SET EXERCISE
Copy each line in the data that includes the word "варианта".

— begin INPUT MATERIAL —

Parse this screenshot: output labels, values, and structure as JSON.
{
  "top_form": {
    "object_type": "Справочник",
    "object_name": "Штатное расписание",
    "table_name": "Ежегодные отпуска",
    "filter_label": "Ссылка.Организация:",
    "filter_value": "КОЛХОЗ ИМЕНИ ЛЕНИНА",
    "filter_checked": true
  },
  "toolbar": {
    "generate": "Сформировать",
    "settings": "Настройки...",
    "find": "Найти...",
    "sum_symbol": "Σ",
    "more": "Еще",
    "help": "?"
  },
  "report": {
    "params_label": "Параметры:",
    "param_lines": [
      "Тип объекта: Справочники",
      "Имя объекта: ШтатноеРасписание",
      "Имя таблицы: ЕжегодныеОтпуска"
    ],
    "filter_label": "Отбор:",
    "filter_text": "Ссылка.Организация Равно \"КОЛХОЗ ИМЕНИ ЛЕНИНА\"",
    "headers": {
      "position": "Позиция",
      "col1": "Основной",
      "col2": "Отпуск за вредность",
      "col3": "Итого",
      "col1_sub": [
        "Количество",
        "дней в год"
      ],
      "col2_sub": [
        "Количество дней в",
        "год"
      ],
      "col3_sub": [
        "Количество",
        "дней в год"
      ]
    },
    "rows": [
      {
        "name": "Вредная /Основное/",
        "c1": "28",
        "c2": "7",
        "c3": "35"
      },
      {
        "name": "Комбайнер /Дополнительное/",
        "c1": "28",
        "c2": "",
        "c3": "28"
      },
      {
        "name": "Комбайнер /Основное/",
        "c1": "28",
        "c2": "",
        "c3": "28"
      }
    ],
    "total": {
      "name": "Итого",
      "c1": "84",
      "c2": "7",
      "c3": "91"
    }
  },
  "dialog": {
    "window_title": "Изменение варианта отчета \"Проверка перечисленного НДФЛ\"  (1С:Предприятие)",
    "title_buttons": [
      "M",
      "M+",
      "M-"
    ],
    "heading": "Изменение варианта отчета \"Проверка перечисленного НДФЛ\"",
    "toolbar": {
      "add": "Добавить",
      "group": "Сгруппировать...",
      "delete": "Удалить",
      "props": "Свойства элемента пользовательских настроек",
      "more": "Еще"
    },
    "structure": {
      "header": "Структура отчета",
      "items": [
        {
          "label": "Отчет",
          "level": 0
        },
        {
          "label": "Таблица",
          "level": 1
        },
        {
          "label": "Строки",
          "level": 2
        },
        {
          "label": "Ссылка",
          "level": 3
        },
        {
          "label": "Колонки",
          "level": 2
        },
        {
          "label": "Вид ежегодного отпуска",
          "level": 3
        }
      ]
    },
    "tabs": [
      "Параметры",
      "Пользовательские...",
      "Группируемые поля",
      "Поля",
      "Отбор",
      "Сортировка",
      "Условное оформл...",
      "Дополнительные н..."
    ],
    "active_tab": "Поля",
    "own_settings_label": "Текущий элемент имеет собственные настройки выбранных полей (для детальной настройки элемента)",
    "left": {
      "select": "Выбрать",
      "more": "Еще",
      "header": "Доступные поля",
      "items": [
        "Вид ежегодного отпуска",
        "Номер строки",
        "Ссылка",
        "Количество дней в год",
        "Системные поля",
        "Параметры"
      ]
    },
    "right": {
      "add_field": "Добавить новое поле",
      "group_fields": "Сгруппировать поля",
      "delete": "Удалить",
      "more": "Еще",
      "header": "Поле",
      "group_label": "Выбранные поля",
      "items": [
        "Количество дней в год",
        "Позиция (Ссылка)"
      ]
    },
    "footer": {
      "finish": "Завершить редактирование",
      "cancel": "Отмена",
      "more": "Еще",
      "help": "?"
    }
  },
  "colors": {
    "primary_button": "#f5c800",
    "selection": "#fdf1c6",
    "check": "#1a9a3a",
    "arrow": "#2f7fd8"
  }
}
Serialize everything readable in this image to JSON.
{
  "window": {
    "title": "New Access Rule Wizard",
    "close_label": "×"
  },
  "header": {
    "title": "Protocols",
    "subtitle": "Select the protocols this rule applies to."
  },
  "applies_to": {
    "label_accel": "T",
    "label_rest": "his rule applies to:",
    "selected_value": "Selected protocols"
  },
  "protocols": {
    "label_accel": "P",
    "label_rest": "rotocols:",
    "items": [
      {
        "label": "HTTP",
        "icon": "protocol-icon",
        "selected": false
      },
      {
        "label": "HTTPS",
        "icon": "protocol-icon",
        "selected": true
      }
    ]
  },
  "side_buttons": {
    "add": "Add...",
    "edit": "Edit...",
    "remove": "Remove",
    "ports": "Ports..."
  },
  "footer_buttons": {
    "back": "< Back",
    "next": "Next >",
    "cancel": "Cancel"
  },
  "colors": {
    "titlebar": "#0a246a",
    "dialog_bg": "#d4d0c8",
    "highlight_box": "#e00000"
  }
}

— end INPUT MATERIAL —

OUTPUT FOR THIS TASK
    "window_title": "Изменение варианта отчета \"Проверка перечисленного НДФЛ\"  (1С:Предприятие)",
    "heading": "Изменение варианта отчета \"Проверка перечисленного НДФЛ\"",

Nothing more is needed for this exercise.